- [What you should do]: Which lines hold the word "TUGAS"? Copy each of them.

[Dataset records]

((

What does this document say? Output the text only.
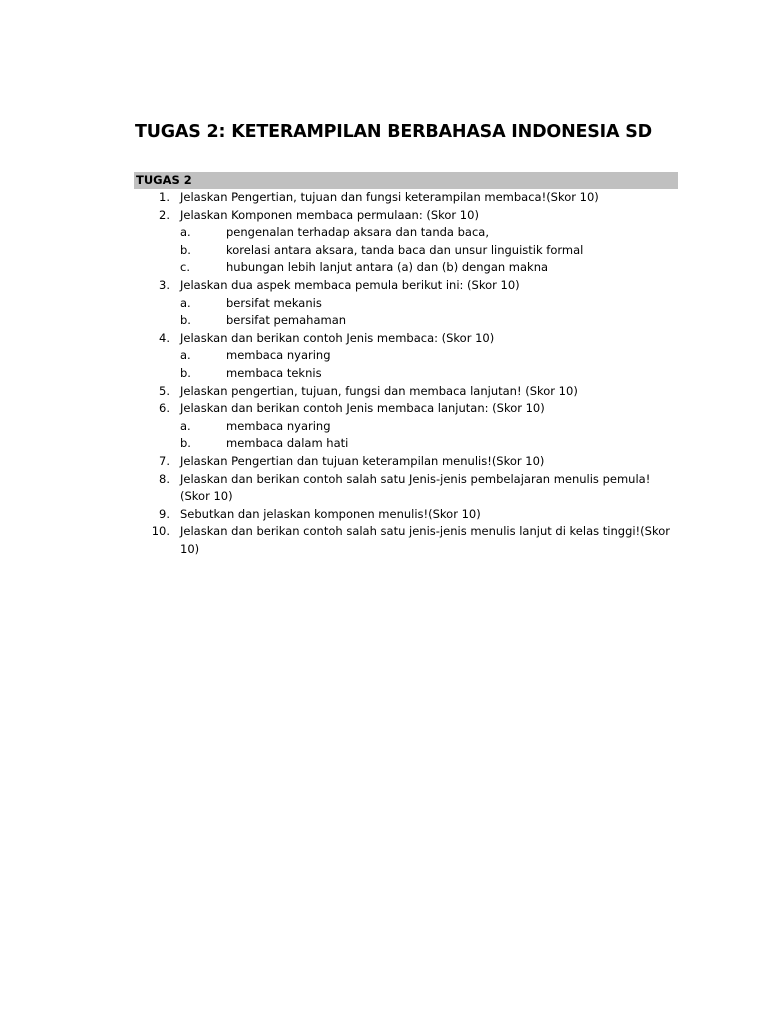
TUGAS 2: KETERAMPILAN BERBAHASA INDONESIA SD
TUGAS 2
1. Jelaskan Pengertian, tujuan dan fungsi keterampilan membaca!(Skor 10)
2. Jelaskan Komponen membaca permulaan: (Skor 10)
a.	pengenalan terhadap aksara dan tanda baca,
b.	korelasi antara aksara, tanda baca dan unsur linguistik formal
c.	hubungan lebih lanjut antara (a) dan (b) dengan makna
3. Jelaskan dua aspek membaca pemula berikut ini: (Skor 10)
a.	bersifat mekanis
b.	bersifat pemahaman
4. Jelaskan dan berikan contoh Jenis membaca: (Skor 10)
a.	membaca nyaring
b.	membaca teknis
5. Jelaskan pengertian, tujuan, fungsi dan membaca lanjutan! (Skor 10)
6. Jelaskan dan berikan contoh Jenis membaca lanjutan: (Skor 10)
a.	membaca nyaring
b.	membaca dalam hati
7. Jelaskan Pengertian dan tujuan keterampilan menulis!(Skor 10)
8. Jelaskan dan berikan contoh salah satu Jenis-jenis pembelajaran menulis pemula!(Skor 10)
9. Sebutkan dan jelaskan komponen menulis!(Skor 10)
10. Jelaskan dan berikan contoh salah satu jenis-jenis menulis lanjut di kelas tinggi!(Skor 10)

))

- [Exercise output]:
TUGAS 2: KETERAMPILAN BERBAHASA INDONESIA SD
TUGAS 2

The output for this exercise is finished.